[Rows from a dataset]

-- -- --

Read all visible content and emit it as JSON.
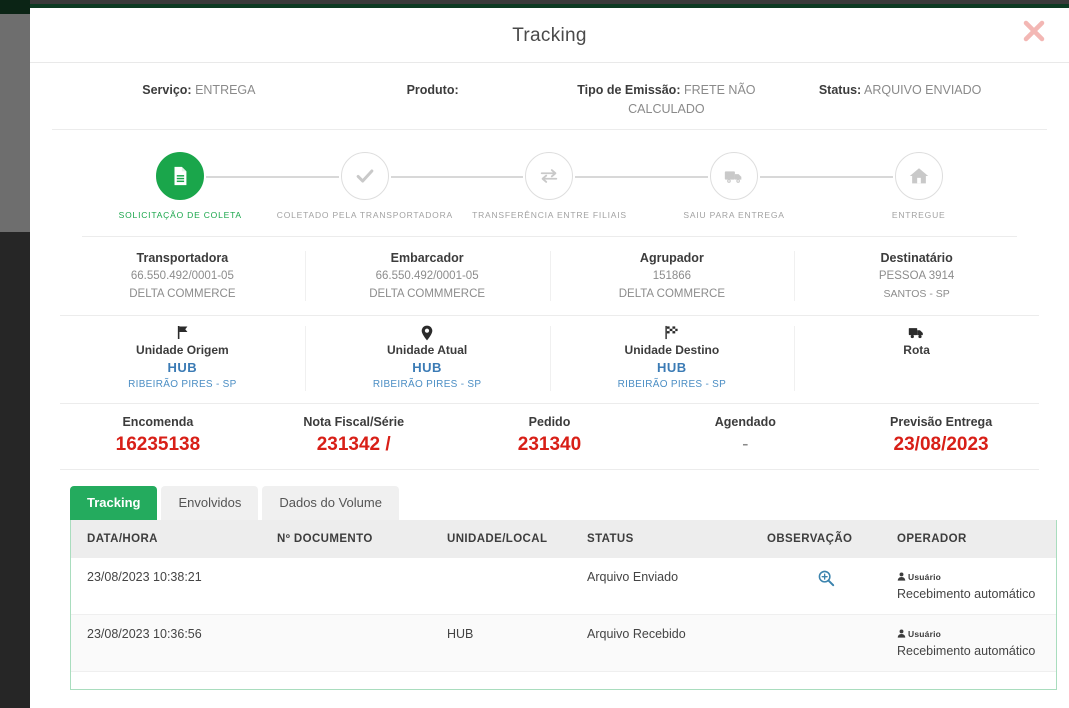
{
  "modal": {
    "title": "Tracking",
    "close_icon": "close-icon"
  },
  "summary": [
    {
      "label": "Serviço:",
      "value": "ENTREGA"
    },
    {
      "label": "Produto:",
      "value": ""
    },
    {
      "label": "Tipo de Emissão:",
      "value": "FRETE NÃO CALCULADO"
    },
    {
      "label": "Status:",
      "value": "ARQUIVO ENVIADO"
    }
  ],
  "stepper": {
    "steps": [
      {
        "label": "SOLICITAÇÃO DE COLETA",
        "icon": "document-icon",
        "state": "done"
      },
      {
        "label": "COLETADO PELA TRANSPORTADORA",
        "icon": "check-icon",
        "state": "pending"
      },
      {
        "label": "TRANSFERÊNCIA ENTRE FILIAIS",
        "icon": "transfer-arrows-icon",
        "state": "pending"
      },
      {
        "label": "SAIU PARA ENTREGA",
        "icon": "truck-icon",
        "state": "pending"
      },
      {
        "label": "ENTREGUE",
        "icon": "home-icon",
        "state": "pending"
      }
    ],
    "active_color": "#1aa64b",
    "inactive_color": "#c9c9c9"
  },
  "parties": [
    {
      "title": "Transportadora",
      "line1": "66.550.492/0001-05",
      "line2": "DELTA COMMERCE"
    },
    {
      "title": "Embarcador",
      "line1": "66.550.492/0001-05",
      "line2": "DELTA COMMMERCE"
    },
    {
      "title": "Agrupador",
      "line1": "151866",
      "line2": "DELTA COMMERCE"
    },
    {
      "title": "Destinatário",
      "line1": "PESSOA 3914",
      "line2": "SANTOS - SP"
    }
  ],
  "units": [
    {
      "icon": "flag-icon",
      "title": "Unidade Origem",
      "code": "HUB",
      "city": "RIBEIRÃO PIRES - SP"
    },
    {
      "icon": "map-pin-icon",
      "title": "Unidade Atual",
      "code": "HUB",
      "city": "RIBEIRÃO PIRES - SP"
    },
    {
      "icon": "checkered-flag-icon",
      "title": "Unidade Destino",
      "code": "HUB",
      "city": "RIBEIRÃO PIRES - SP"
    },
    {
      "icon": "truck-icon",
      "title": "Rota",
      "code": "",
      "city": ""
    }
  ],
  "docs": [
    {
      "title": "Encomenda",
      "value": "16235138",
      "muted": false
    },
    {
      "title": "Nota Fiscal/Série",
      "value": "231342 /",
      "muted": false
    },
    {
      "title": "Pedido",
      "value": "231340",
      "muted": false
    },
    {
      "title": "Agendado",
      "value": "-",
      "muted": true
    },
    {
      "title": "Previsão Entrega",
      "value": "23/08/2023",
      "muted": false
    }
  ],
  "tabs": [
    {
      "label": "Tracking",
      "active": true
    },
    {
      "label": "Envolvidos",
      "active": false
    },
    {
      "label": "Dados do Volume",
      "active": false
    }
  ],
  "table": {
    "columns": [
      "DATA/HORA",
      "Nº DOCUMENTO",
      "UNIDADE/LOCAL",
      "STATUS",
      "OBSERVAÇÃO",
      "OPERADOR"
    ],
    "rows": [
      {
        "datahora": "23/08/2023 10:38:21",
        "documento": "",
        "unidade": "",
        "status": "Arquivo Enviado",
        "observacao_icon": "magnifier-plus-icon",
        "operador_user": "Usuário",
        "operador_note": "Recebimento automático"
      },
      {
        "datahora": "23/08/2023 10:36:56",
        "documento": "",
        "unidade": "HUB",
        "status": "Arquivo Recebido",
        "observacao_icon": "",
        "operador_user": "Usuário",
        "operador_note": "Recebimento automático"
      }
    ]
  },
  "colors": {
    "green": "#1aa64b",
    "tab_green": "#24ab5e",
    "red": "#d81f17",
    "blue": "#3b7bb5",
    "close_red": "#f3b7b4"
  }
}
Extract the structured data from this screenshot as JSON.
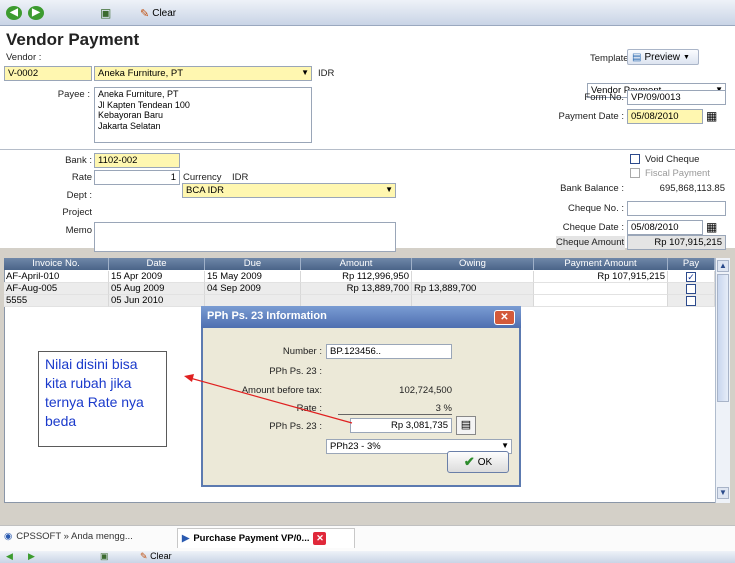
{
  "toolbar": {
    "clear_label": "Clear"
  },
  "header": {
    "title": "Vendor Payment",
    "vendor_label": "Vendor :",
    "vendor_code": "V-0002",
    "vendor_name": "Aneka Furniture, PT",
    "currency": "IDR"
  },
  "template": {
    "label": "Template",
    "preview_label": "Preview",
    "value": "Vendor Payment"
  },
  "payee": {
    "label": "Payee :",
    "lines": [
      "Aneka Furniture, PT",
      "Jl Kapten Tendean 100",
      "Kebayoran Baru",
      "Jakarta Selatan"
    ]
  },
  "form_no": {
    "label": "Form No.",
    "value": "VP/09/0013"
  },
  "payment_date": {
    "label": "Payment Date :",
    "value": "05/08/2010"
  },
  "bank": {
    "label": "Bank :",
    "code": "1102-002",
    "name": "BCA IDR"
  },
  "rate": {
    "label": "Rate",
    "value": "1",
    "currency_label": "Currency",
    "currency": "IDR"
  },
  "dept_label": "Dept :",
  "project_label": "Project",
  "memo_label": "Memo",
  "void_cheque_label": "Void Cheque",
  "fiscal_payment_label": "Fiscal Payment",
  "bank_balance": {
    "label": "Bank Balance :",
    "value": "695,868,113.85"
  },
  "cheque_no_label": "Cheque No. :",
  "cheque_date": {
    "label": "Cheque Date :",
    "value": "05/08/2010"
  },
  "cheque_amount": {
    "label": "Cheque Amount :",
    "value": "Rp 107,915,215"
  },
  "grid": {
    "columns": [
      "Invoice No.",
      "Date",
      "Due",
      "Amount",
      "Owing",
      "Payment Amount",
      "Pay"
    ],
    "rows": [
      {
        "invoice": "AF-April-010",
        "date": "15 Apr 2009",
        "due": "15 May 2009",
        "amount": "Rp 112,996,950",
        "owing": "",
        "payment": "Rp 107,915,215",
        "pay": true
      },
      {
        "invoice": "AF-Aug-005",
        "date": "05 Aug 2009",
        "due": "04 Sep 2009",
        "amount": "Rp 13,889,700",
        "owing": "Rp 13,889,700",
        "payment": "",
        "pay": false
      },
      {
        "invoice": "5555",
        "date": "05 Jun 2010",
        "due": "",
        "amount": "",
        "owing": "",
        "payment": "",
        "pay": false
      }
    ]
  },
  "dialog": {
    "title": "PPh Ps. 23 Information",
    "number_label": "Number :",
    "number_value": "BP.123456..",
    "pph_label": "PPh Ps. 23 :",
    "pph_value": "PPh23 - 3%",
    "amount_before_tax_label": "Amount before tax:",
    "amount_before_tax": "102,724,500",
    "rate_label": "Rate :",
    "rate_value": "3 %",
    "pph_amount_label": "PPh Ps. 23 :",
    "pph_amount": "Rp 3,081,735",
    "ok_label": "OK"
  },
  "callout": {
    "text": "Nilai disini bisa kita rubah jika ternya Rate nya beda"
  },
  "taskbar": {
    "item1": "CPSSOFT » Anda mengg...",
    "item2": "Purchase Payment VP/0..."
  },
  "bottom_toolbar": {
    "clear_label": "Clear"
  }
}
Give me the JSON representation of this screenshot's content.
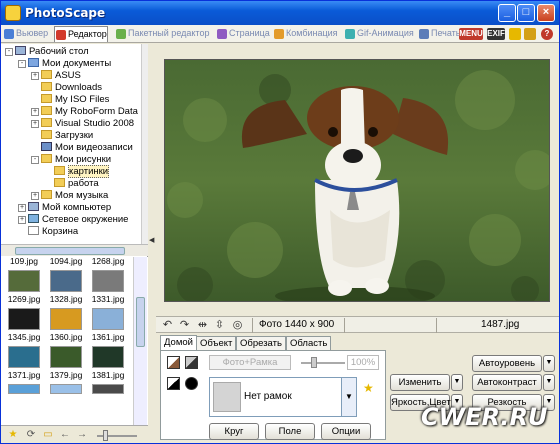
{
  "window": {
    "title": "PhotoScape"
  },
  "tabs": [
    {
      "label": "Вьювер",
      "color": "#4a7fd6"
    },
    {
      "label": "Редактор",
      "color": "#d23a2c"
    },
    {
      "label": "Пакетный редактор",
      "color": "#6ab04c"
    },
    {
      "label": "Страница",
      "color": "#8f5bc2"
    },
    {
      "label": "Комбинация",
      "color": "#e39b2a"
    },
    {
      "label": "Gif-Анимация",
      "color": "#3cb0b0"
    },
    {
      "label": "Печать",
      "color": "#5c7db8"
    }
  ],
  "toolbar_icons": {
    "menu": "MENU",
    "exif": "EXIF"
  },
  "tree": [
    {
      "label": "Рабочий стол",
      "icon": "desktop-icon",
      "exp": "-"
    },
    {
      "label": "Мои документы",
      "icon": "documents-icon",
      "exp": "-"
    },
    {
      "label": "ASUS",
      "icon": "folder-icon",
      "exp": "+"
    },
    {
      "label": "Downloads",
      "icon": "folder-icon",
      "exp": ""
    },
    {
      "label": "My ISO Files",
      "icon": "folder-icon",
      "exp": ""
    },
    {
      "label": "My RoboForm Data",
      "icon": "folder-icon",
      "exp": "+"
    },
    {
      "label": "Visual Studio 2008",
      "icon": "folder-icon",
      "exp": "+"
    },
    {
      "label": "Загрузки",
      "icon": "folder-icon",
      "exp": ""
    },
    {
      "label": "Мои видеозаписи",
      "icon": "video-folder-icon",
      "exp": ""
    },
    {
      "label": "Мои рисунки",
      "icon": "pictures-folder-icon",
      "exp": "-"
    },
    {
      "label": "картинки",
      "icon": "folder-icon",
      "exp": ""
    },
    {
      "label": "работа",
      "icon": "folder-icon",
      "exp": ""
    },
    {
      "label": "Моя музыка",
      "icon": "music-folder-icon",
      "exp": "+"
    },
    {
      "label": "Мой компьютер",
      "icon": "computer-icon",
      "exp": "+"
    },
    {
      "label": "Сетевое окружение",
      "icon": "network-icon",
      "exp": "+"
    },
    {
      "label": "Корзина",
      "icon": "recycle-bin-icon",
      "exp": ""
    }
  ],
  "thumbnails": [
    {
      "name": "109.jpg",
      "color": "#556b3a"
    },
    {
      "name": "1094.jpg",
      "color": "#4a6a8a"
    },
    {
      "name": "1268.jpg",
      "color": "#7a7a7a"
    },
    {
      "name": "1269.jpg",
      "color": "#1a1a1a"
    },
    {
      "name": "1328.jpg",
      "color": "#d79a20"
    },
    {
      "name": "1331.jpg",
      "color": "#8ab0d8"
    },
    {
      "name": "1345.jpg",
      "color": "#2a6e8e"
    },
    {
      "name": "1360.jpg",
      "color": "#3a5a2a"
    },
    {
      "name": "1361.jpg",
      "color": "#203828"
    },
    {
      "name": "1371.jpg",
      "color": "#5aa0d8"
    },
    {
      "name": "1379.jpg",
      "color": "#9ac0e8"
    },
    {
      "name": "1381.jpg",
      "color": "#4a4a4a"
    }
  ],
  "status": {
    "photo_info": "Фото 1440 x 900",
    "file_name": "1487.jpg"
  },
  "edit_tabs": [
    "Домой",
    "Объект",
    "Обрезать",
    "Область"
  ],
  "home": {
    "frame_button": "Фото+Рамка",
    "percent": "100%",
    "frame_select": "Нет рамок",
    "bottom_buttons": [
      "Круг",
      "Поле",
      "Опции"
    ]
  },
  "right_buttons": {
    "auto_level": "Автоуровень",
    "resize": "Изменить",
    "auto_contrast": "Автоконтраст",
    "bright_color": "Яркость,Цвет",
    "sharpen": "Резкость"
  },
  "watermark": "CWER.RU"
}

-- -- --

Find every line that has "Fiscal" in it, then return those lines.

      "title": "Nota Fiscal/Série",
  "fiscal_payment_label": "Fiscal Payment",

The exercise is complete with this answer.